--- START ENTRIES PROVIDED ---

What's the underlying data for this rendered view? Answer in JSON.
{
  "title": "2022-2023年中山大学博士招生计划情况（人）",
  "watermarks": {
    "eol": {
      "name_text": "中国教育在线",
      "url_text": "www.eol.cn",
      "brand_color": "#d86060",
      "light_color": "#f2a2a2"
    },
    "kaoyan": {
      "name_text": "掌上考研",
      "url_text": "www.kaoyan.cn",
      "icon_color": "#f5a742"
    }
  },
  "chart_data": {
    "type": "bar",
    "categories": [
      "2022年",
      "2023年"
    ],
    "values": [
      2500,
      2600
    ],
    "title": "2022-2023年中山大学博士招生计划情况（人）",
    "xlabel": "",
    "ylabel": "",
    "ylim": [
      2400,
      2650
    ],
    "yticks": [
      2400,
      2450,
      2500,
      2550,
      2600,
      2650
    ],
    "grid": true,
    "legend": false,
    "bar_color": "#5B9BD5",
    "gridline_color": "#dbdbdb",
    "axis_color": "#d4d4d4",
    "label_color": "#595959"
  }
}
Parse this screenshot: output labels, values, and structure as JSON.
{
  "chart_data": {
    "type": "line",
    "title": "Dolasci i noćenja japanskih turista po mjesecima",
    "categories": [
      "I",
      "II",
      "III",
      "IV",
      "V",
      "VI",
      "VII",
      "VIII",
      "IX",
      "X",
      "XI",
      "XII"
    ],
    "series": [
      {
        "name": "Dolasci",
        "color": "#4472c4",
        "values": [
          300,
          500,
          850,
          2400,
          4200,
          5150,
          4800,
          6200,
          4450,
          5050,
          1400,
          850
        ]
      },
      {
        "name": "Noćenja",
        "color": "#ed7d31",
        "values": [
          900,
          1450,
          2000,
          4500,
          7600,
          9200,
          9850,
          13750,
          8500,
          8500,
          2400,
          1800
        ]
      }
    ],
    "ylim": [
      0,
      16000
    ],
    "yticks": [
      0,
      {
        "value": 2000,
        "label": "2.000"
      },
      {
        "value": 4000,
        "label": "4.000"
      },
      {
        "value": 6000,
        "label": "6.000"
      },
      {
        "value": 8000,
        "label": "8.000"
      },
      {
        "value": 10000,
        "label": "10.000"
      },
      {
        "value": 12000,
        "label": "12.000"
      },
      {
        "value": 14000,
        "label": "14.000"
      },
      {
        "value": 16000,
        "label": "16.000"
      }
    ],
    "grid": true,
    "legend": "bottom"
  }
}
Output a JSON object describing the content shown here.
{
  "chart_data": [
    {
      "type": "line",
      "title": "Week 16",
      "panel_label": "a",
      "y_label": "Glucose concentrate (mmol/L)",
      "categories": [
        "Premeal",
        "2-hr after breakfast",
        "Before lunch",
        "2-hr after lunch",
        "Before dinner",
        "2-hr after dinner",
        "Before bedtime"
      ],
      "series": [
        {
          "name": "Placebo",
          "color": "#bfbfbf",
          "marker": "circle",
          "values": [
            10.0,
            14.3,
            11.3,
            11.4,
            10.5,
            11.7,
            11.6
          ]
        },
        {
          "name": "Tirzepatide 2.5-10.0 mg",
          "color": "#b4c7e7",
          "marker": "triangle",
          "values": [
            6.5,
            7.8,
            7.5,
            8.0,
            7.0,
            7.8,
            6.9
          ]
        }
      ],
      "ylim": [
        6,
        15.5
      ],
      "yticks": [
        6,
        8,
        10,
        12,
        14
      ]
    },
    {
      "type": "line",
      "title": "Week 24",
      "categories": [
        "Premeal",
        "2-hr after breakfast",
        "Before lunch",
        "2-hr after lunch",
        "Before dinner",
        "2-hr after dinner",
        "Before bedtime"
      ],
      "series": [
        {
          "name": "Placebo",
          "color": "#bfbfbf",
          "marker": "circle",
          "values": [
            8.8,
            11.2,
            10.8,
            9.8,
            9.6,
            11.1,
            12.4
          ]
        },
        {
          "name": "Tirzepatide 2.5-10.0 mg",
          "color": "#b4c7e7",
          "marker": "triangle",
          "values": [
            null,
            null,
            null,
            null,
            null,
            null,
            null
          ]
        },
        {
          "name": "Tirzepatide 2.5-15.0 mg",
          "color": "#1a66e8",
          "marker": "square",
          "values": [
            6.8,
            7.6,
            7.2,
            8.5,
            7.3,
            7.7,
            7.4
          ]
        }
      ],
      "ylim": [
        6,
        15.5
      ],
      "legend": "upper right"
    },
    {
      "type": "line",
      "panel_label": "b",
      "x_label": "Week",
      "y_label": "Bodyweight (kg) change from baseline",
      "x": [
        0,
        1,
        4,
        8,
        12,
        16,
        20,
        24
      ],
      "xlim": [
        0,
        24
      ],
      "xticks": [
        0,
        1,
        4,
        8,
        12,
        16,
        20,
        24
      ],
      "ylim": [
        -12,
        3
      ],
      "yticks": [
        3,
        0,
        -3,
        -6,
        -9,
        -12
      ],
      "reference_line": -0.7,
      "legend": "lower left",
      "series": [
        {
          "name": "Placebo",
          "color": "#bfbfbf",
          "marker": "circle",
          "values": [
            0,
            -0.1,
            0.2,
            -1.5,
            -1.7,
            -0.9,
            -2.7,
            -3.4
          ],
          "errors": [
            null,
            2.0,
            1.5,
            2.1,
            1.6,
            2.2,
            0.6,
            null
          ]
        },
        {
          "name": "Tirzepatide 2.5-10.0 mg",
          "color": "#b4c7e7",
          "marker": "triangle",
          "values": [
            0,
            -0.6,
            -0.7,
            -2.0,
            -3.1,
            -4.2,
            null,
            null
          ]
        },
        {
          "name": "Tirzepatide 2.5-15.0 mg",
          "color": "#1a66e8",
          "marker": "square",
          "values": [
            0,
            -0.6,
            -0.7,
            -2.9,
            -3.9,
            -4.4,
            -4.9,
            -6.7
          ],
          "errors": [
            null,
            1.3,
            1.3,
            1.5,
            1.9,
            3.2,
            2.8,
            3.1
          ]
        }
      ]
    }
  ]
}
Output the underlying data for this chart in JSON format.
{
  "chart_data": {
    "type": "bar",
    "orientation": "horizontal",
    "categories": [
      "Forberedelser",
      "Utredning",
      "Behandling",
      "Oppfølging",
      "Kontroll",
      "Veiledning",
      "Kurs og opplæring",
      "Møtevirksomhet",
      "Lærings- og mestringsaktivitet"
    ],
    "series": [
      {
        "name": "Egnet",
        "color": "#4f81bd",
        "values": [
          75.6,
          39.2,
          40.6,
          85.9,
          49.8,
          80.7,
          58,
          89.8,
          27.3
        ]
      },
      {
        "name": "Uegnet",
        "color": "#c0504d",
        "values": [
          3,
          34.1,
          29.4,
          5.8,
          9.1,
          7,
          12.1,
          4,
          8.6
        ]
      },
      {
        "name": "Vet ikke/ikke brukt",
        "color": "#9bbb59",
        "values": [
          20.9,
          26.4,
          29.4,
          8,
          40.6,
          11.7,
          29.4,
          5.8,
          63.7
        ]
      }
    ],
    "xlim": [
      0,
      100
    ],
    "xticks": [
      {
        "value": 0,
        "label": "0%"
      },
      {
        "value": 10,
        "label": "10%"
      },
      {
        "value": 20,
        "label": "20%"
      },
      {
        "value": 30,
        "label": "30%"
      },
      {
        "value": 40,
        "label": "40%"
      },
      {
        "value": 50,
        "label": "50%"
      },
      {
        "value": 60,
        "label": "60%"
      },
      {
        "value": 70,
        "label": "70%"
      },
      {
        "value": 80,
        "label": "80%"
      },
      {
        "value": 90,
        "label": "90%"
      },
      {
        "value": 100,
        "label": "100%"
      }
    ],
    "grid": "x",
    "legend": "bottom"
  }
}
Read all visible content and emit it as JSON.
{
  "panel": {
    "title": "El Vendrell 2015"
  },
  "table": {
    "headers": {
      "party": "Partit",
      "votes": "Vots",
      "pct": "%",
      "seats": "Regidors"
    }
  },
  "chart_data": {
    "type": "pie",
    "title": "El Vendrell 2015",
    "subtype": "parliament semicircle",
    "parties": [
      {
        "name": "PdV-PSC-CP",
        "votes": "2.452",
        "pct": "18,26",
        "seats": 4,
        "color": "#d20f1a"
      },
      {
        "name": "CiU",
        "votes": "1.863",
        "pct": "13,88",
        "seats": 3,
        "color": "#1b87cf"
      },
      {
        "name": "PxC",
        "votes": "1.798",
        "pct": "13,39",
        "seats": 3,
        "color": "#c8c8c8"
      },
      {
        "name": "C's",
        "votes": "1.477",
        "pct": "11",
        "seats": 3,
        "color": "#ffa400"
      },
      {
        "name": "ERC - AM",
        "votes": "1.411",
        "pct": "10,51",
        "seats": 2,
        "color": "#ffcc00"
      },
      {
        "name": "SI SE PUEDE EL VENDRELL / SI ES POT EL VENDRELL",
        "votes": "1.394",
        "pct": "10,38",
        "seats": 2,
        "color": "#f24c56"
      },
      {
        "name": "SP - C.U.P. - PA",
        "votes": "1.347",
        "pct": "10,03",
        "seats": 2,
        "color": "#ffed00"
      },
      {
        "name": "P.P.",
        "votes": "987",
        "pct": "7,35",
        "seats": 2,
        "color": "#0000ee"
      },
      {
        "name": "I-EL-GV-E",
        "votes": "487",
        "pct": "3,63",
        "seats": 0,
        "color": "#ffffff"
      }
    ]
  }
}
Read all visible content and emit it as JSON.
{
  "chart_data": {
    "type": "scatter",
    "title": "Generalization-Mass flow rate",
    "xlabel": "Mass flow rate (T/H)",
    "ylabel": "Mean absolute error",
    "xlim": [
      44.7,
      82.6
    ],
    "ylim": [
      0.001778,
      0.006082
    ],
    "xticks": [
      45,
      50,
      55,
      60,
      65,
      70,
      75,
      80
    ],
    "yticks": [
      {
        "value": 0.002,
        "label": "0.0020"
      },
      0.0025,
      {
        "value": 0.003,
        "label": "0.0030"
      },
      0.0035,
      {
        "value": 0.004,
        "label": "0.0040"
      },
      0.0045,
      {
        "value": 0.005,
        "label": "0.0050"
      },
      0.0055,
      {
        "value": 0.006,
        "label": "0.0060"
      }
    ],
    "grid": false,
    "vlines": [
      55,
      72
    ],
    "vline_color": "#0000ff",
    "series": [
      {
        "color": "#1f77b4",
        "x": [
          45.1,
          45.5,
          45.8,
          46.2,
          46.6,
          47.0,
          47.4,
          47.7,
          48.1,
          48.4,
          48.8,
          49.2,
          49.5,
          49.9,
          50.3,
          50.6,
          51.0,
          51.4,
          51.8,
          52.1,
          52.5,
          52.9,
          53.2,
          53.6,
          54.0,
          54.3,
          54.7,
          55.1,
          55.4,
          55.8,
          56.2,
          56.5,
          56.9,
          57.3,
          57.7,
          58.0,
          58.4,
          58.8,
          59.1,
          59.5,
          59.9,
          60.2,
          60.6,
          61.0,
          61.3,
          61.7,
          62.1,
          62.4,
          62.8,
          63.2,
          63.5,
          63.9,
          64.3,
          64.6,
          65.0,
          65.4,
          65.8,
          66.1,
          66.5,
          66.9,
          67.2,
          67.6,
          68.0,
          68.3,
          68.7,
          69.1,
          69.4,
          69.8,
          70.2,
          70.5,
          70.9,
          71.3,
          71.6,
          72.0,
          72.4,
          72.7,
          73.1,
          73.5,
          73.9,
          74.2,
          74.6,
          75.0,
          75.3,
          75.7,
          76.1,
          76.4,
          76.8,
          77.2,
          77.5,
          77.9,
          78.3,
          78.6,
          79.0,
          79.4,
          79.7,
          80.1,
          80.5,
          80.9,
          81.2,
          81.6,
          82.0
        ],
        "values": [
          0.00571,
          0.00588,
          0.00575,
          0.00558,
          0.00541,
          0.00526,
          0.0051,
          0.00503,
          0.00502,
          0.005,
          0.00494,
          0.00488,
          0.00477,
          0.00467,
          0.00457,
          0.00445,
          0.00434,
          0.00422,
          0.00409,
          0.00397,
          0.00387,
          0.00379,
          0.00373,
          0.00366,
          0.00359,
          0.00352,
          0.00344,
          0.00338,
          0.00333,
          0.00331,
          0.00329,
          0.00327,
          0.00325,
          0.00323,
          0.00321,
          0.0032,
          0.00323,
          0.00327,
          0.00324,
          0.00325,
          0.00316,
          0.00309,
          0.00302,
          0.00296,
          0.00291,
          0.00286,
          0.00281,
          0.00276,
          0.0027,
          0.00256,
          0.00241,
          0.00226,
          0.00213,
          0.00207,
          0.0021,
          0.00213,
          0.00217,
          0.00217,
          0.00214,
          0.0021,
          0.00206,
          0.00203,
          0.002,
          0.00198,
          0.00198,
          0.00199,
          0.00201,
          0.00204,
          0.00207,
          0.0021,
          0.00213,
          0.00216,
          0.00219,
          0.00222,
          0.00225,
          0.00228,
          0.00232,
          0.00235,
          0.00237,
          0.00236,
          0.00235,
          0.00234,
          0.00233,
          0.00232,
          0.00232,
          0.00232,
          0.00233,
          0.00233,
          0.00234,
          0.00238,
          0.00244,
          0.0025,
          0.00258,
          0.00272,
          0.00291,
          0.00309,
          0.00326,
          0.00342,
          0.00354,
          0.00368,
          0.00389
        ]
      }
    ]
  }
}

--- END ENTRIES PROVIDED ---

Count the lines of the listing above that include the word "Dolasci" and state the total with nothing else.

REPLY TO THE EXERCISE:
2